# [Problem requirements]
Transcribe each line exactly.

# [Given data]
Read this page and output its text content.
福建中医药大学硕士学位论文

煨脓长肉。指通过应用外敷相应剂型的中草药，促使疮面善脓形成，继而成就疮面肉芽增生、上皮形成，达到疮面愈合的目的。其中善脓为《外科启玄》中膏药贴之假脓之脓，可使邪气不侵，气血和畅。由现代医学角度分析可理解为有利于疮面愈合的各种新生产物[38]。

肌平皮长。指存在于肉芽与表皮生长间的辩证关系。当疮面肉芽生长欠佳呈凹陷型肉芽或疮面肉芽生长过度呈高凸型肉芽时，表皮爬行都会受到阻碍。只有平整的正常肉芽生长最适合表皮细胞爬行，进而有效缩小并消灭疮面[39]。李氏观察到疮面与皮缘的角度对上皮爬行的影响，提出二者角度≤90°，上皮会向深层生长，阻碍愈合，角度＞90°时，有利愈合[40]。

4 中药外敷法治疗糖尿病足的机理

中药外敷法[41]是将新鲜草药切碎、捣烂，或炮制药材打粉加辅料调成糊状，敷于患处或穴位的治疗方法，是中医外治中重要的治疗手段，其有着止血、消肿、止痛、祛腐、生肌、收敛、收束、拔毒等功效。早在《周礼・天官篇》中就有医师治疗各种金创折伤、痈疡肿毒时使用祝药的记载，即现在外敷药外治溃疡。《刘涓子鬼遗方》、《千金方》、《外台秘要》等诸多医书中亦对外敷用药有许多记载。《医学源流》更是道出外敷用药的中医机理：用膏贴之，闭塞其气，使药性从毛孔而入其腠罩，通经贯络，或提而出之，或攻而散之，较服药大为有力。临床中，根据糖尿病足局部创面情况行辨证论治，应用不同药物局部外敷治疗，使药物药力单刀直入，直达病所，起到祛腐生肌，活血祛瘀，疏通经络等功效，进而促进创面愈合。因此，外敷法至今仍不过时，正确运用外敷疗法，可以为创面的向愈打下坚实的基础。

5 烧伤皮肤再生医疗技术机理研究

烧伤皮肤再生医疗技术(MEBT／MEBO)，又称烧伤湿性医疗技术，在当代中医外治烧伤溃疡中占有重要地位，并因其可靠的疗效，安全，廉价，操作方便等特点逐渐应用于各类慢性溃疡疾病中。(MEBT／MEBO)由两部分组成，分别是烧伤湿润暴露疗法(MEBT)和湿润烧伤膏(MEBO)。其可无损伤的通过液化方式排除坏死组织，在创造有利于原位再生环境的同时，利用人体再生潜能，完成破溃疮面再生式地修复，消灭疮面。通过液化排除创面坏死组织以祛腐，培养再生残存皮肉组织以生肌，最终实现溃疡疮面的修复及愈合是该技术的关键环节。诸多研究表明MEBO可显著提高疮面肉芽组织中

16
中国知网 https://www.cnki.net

# [Result]
Read this page and output its text content.
福建中医药大学硕士学位论文

煨脓长肉。指通过应用外敷相应剂型的中草药，促使疮面善脓形成，继而成就疮面肉芽增生、上皮形成，达到疮面愈合的目的。其中善脓为《外科启玄》中膏药贴之假脓之脓，可使邪气不侵，气血和畅。由现代医学角度分析可理解为有利于疮面愈合的各种新生产物[38]。

肌平皮长。指存在于肉芽与表皮生长间的辩证关系。当疮面肉芽生长欠佳呈凹陷型肉芽或疮面肉芽生长过度呈高凸型肉芽时，表皮爬行都会受到阻碍。只有平整的正常肉芽生长最适合表皮细胞爬行，进而有效缩小并消灭疮面[39]。李氏观察到疮面与皮缘的角度对上皮爬行的影响，提出二者角度≤90°，上皮会向深层生长，阻碍愈合，角度＞90°时，有利愈合[40]。

4 中药外敷法治疗糖尿病足的机理

中药外敷法[41]是将新鲜草药切碎、捣烂，或炮制药材打粉加辅料调成糊状，敷于患处或穴位的治疗方法，是中医外治中重要的治疗手段，其有着止血、消肿、止痛、祛腐、生肌、收敛、收束、拔毒等功效。早在《周礼・天官篇》中就有医师治疗各种金创折伤、痈疡肿毒时使用祝药的记载，即现在外敷药外治溃疡。《刘涓子鬼遗方》、《千金方》、《外台秘要》等诸多医书中亦对外敷用药有许多记载。《医学源流》更是道出外敷用药的中医机理：用膏贴之，闭塞其气，使药性从毛孔而入其腠罩，通经贯络，或提而出之，或攻而散之，较服药大为有力。临床中，根据糖尿病足局部创面情况行辨证论治，应用不同药物局部外敷治疗，使药物药力单刀直入，直达病所，起到祛腐生肌，活血祛瘀，疏通经络等功效，进而促进创面愈合。因此，外敷法至今仍不过时，正确运用外敷疗法，可以为创面的向愈打下坚实的基础。

5 烧伤皮肤再生医疗技术机理研究

烧伤皮肤再生医疗技术(MEBT／MEBO)，又称烧伤湿性医疗技术，在当代中医外治烧伤溃疡中占有重要地位，并因其可靠的疗效，安全，廉价，操作方便等特点逐渐应用于各类慢性溃疡疾病中。(MEBT／MEBO)由两部分组成，分别是烧伤湿润暴露疗法(MEBT)和湿润烧伤膏(MEBO)。其可无损伤的通过液化方式排除坏死组织，在创造有利于原位再生环境的同时，利用人体再生潜能，完成破溃疮面再生式地修复，消灭疮面。通过液化排除创面坏死组织以祛腐，培养再生残存皮肉组织以生肌，最终实现溃疡疮面的修复及愈合是该技术的关键环节。诸多研究表明MEBO可显著提高疮面肉芽组织中

16
中国知网 https://www.cnki.net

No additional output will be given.